(Dataset excerpts):
--

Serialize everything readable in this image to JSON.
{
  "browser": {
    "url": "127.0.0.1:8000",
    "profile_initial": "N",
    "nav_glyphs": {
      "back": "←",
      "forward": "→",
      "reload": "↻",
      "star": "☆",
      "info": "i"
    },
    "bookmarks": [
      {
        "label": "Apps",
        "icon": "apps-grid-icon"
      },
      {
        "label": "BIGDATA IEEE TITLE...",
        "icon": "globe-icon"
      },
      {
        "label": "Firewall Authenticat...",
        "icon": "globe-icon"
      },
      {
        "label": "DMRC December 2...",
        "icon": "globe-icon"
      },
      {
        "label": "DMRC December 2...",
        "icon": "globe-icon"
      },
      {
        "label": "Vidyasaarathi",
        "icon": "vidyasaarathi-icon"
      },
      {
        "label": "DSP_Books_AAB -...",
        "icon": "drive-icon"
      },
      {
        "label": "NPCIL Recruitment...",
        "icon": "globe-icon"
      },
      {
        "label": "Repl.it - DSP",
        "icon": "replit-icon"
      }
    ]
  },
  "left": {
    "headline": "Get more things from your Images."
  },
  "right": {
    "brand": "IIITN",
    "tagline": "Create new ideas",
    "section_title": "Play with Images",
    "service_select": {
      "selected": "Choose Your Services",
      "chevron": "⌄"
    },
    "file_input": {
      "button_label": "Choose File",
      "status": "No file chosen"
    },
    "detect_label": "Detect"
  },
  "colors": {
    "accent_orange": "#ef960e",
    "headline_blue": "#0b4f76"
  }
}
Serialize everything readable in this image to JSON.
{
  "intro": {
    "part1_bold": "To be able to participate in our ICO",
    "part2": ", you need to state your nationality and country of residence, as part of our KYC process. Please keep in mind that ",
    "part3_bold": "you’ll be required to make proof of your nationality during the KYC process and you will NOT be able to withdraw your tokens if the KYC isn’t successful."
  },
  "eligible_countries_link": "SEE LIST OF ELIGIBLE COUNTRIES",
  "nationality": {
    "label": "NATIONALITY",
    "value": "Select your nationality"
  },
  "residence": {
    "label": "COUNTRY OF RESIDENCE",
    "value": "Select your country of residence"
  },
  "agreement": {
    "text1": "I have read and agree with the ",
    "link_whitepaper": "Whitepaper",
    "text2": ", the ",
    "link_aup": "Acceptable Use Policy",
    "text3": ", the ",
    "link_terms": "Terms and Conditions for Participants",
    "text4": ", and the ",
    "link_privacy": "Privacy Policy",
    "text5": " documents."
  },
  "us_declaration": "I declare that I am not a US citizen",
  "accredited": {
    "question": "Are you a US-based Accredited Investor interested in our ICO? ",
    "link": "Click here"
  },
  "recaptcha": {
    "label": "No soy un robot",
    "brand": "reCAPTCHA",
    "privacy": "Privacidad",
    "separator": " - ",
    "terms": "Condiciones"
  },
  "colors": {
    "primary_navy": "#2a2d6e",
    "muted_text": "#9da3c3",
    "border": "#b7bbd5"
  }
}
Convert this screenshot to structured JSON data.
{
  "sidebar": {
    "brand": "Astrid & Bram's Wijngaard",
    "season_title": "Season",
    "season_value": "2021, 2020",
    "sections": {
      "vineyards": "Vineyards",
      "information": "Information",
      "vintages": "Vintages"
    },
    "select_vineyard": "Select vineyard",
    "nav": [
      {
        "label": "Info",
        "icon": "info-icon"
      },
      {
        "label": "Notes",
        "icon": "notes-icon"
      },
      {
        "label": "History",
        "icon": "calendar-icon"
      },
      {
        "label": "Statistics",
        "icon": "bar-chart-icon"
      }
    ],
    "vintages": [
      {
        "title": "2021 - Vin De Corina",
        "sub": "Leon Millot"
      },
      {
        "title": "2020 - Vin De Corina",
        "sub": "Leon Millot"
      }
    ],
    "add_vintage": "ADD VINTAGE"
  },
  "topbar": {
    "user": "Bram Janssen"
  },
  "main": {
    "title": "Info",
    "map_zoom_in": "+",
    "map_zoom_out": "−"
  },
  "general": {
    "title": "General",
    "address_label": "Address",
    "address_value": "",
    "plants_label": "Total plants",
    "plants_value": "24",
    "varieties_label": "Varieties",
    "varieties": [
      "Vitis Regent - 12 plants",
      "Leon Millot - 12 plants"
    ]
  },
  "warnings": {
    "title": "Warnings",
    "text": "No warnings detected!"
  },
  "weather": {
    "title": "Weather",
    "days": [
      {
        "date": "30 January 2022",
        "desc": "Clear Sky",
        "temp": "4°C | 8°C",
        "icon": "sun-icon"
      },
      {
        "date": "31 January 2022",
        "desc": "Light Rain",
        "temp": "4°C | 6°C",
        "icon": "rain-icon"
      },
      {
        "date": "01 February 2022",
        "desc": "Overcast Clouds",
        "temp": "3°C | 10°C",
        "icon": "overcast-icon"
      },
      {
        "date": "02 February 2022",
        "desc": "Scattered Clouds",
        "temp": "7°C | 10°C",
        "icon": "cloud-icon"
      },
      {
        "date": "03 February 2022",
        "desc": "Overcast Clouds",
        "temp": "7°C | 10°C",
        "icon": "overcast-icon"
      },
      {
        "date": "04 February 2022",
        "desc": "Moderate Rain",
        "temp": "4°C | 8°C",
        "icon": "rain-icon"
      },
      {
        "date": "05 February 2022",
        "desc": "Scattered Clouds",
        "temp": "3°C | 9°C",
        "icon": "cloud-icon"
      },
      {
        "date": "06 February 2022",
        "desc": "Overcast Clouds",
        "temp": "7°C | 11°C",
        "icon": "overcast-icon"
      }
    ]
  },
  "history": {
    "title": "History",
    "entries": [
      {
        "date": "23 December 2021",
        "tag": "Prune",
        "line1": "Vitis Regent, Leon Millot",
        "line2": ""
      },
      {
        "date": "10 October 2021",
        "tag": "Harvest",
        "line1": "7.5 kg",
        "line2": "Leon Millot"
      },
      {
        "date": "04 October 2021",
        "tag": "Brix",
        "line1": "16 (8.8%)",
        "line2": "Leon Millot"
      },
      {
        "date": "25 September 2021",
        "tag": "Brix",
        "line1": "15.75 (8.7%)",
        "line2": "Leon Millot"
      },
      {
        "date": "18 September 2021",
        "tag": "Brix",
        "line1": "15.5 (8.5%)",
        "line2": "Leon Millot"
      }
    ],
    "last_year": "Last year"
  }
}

--

(Task requirements):
Report all lines of the data that include the word "brand".

(Solution to this exercise):
    "brand": "IIITN",
    "brand": "reCAPTCHA",
    "brand": "Astrid & Bram's Wijngaard",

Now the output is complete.